**Challenge:** Return the lines below that carry the word "rebus".

--- Stored data ---

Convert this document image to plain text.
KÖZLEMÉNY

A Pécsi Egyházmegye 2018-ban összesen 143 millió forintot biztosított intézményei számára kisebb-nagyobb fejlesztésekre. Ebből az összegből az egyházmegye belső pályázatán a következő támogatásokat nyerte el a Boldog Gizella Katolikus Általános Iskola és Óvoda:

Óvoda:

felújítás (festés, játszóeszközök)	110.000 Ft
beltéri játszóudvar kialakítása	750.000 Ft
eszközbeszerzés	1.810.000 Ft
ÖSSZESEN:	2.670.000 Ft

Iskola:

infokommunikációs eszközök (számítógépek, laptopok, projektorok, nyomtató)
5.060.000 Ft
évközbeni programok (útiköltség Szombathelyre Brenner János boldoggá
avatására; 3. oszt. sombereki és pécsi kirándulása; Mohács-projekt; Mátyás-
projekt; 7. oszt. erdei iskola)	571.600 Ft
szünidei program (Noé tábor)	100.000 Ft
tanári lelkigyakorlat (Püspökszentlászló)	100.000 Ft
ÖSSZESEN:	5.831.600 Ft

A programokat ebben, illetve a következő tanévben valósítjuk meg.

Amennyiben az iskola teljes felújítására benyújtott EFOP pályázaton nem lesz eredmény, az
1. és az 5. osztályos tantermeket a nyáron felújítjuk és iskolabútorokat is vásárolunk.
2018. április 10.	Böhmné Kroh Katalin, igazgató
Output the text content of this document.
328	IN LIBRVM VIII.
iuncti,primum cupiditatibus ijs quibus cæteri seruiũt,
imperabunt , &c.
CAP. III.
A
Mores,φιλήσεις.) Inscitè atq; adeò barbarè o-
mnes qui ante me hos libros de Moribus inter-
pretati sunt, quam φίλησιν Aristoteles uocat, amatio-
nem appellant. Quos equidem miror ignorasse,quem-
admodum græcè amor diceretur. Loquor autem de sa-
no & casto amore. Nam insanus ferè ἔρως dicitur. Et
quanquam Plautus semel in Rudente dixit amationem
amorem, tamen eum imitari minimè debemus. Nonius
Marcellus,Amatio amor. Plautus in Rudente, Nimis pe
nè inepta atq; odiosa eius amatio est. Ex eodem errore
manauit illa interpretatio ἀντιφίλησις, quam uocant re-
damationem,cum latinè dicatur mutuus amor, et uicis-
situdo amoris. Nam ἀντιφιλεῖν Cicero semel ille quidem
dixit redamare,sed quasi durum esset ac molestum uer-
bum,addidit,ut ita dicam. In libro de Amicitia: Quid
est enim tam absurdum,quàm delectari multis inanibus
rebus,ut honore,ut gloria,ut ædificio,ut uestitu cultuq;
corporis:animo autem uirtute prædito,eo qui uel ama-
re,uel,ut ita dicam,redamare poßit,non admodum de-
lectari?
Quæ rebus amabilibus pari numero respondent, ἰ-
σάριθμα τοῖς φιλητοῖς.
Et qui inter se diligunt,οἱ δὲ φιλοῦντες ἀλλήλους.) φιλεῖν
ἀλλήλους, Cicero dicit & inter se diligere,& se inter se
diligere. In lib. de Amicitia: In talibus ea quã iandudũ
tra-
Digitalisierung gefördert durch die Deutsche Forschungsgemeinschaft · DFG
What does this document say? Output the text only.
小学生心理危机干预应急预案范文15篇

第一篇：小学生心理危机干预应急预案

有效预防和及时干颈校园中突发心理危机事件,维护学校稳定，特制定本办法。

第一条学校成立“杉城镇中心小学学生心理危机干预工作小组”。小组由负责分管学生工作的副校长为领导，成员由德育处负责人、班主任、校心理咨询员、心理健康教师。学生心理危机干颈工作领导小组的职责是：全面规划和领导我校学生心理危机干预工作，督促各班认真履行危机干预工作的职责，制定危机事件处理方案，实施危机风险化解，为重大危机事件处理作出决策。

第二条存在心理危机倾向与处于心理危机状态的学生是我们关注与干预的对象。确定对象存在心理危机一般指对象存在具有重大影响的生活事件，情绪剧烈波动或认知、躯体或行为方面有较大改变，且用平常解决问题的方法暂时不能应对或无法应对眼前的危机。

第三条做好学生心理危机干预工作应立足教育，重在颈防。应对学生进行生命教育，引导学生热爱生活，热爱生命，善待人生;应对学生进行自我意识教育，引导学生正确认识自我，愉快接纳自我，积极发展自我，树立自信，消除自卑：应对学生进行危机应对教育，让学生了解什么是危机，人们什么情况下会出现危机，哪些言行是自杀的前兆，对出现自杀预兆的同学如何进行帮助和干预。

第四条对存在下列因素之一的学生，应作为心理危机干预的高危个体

---

**Final answer:**
rebus,ut honore,ut gloria,ut ædificio,ut uestitu cultuq;
Quæ rebus amabilibus pari numero respondent, ἰ-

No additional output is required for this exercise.